* Exercise aim
Both the line containing "Parse this screenshot: output" and the last line of the listing are included: write out exactly the lines from one to the other.

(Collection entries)
::::::

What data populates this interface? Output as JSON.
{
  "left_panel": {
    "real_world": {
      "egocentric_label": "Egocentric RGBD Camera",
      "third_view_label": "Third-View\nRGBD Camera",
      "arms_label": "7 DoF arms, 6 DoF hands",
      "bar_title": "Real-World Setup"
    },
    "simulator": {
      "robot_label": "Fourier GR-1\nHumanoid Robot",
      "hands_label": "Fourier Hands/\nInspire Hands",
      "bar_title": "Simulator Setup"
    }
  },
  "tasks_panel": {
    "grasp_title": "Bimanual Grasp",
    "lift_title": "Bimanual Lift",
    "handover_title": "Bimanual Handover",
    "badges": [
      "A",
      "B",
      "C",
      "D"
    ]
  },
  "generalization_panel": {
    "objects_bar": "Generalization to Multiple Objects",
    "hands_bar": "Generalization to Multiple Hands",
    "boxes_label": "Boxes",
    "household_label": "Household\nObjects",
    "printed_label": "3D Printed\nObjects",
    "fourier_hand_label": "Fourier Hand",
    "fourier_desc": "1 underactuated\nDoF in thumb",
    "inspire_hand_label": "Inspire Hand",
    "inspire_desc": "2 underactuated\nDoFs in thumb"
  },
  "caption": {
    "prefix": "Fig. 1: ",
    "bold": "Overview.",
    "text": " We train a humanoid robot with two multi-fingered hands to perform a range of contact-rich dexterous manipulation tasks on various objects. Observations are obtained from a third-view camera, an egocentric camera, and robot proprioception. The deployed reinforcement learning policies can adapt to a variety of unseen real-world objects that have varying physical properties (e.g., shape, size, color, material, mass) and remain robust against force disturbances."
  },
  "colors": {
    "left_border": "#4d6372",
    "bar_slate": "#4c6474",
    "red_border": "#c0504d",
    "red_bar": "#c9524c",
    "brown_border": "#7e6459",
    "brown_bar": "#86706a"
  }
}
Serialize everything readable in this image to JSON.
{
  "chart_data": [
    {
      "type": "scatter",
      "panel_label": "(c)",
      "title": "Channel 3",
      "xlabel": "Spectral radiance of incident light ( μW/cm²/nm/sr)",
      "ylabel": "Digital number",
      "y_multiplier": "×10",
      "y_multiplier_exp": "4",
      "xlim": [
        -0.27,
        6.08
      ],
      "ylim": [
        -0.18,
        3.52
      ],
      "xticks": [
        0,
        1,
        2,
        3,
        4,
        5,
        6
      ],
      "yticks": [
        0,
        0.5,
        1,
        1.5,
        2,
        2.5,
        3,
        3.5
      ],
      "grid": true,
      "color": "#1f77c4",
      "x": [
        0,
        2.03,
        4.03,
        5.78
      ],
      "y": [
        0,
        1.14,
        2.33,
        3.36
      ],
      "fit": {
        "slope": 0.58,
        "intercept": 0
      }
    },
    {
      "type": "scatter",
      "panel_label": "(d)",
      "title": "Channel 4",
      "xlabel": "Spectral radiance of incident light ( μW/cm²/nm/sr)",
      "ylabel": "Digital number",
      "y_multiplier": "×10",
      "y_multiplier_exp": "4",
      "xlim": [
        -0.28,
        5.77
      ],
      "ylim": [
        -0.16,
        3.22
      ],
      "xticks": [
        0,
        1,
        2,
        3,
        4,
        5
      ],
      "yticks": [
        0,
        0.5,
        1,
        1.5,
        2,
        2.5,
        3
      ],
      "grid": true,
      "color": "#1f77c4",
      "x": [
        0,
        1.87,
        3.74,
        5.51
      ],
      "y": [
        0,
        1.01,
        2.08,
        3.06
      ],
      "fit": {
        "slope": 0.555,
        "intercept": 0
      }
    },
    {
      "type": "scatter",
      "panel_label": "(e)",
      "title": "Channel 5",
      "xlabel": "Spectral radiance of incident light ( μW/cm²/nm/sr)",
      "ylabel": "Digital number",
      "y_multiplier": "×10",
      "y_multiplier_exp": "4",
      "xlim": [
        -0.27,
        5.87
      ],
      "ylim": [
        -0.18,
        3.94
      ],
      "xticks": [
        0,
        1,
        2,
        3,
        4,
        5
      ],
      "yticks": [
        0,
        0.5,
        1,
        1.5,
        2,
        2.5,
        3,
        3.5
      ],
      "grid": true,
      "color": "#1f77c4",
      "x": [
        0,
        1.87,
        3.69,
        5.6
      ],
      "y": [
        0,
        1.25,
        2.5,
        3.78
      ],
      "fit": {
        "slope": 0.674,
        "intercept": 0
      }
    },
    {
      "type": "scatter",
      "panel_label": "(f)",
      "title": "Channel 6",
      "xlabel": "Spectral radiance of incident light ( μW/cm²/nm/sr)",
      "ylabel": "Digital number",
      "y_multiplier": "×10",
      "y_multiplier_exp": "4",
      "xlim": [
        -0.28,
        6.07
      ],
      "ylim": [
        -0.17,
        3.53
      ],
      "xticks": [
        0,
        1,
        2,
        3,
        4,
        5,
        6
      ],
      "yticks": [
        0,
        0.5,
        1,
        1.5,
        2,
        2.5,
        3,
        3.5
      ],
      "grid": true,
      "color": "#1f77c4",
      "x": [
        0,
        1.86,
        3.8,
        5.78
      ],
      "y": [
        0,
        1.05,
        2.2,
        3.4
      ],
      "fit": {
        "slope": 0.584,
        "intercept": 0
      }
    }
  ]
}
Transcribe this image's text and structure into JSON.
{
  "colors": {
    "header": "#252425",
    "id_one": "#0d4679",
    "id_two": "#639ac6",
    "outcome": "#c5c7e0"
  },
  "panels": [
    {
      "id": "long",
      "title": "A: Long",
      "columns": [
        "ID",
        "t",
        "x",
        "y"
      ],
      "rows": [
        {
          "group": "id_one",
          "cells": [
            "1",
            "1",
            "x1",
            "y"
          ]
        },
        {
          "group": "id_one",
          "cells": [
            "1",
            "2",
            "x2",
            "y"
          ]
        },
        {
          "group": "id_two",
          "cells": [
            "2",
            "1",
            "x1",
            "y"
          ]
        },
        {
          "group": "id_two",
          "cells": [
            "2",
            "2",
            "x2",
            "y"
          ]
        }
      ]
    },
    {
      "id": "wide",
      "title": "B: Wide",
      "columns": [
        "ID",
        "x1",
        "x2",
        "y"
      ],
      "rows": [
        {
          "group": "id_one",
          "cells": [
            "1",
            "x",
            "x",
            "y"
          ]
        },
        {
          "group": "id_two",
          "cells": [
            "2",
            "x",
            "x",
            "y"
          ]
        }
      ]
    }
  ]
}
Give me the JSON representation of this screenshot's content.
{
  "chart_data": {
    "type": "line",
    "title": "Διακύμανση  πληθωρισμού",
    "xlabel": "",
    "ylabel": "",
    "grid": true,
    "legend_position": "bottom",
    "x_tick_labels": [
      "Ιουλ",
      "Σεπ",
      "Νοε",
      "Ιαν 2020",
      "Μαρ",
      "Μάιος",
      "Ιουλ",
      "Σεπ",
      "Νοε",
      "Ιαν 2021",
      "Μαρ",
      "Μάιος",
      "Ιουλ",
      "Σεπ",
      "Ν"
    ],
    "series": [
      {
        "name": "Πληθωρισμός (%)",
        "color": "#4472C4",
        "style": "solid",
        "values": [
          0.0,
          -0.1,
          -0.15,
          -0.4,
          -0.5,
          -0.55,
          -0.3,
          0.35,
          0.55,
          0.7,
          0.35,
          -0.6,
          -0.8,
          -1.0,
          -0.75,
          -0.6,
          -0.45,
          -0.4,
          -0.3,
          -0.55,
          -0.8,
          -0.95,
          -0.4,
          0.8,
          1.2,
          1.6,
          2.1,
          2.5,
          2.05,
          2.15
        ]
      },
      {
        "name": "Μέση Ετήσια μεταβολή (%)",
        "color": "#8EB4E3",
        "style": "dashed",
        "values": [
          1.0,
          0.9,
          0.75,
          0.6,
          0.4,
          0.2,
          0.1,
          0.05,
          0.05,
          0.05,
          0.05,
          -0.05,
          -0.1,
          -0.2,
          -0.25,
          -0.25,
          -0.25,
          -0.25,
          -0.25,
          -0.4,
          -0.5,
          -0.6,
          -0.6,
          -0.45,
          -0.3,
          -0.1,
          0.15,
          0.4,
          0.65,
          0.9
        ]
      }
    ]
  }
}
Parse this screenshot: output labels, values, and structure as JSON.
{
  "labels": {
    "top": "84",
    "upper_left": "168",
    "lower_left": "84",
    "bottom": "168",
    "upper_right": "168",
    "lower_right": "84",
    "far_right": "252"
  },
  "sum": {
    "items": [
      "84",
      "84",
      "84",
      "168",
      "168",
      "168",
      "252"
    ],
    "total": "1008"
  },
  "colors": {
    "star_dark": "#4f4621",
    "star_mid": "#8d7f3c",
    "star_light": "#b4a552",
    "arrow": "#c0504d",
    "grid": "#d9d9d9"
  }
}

::::::

* The output
Parse this screenshot: output labels, values, and structure as JSON.
{
  "labels": {
    "top": "84",
    "upper_left": "168",
    "lower_left": "84",
    "bottom": "168",
    "upper_right": "168",
    "lower_right": "84",
    "far_right": "252"
  },
  "sum": {
    "items": [
      "84",
      "84",
      "84",
      "168",
      "168",
      "168",
      "252"
    ],
    "total": "1008"
  },
  "colors": {
    "star_dark": "#4f4621",
    "star_mid": "#8d7f3c",
    "star_light": "#b4a552",
    "arrow": "#c0504d",
    "grid": "#d9d9d9"
  }
}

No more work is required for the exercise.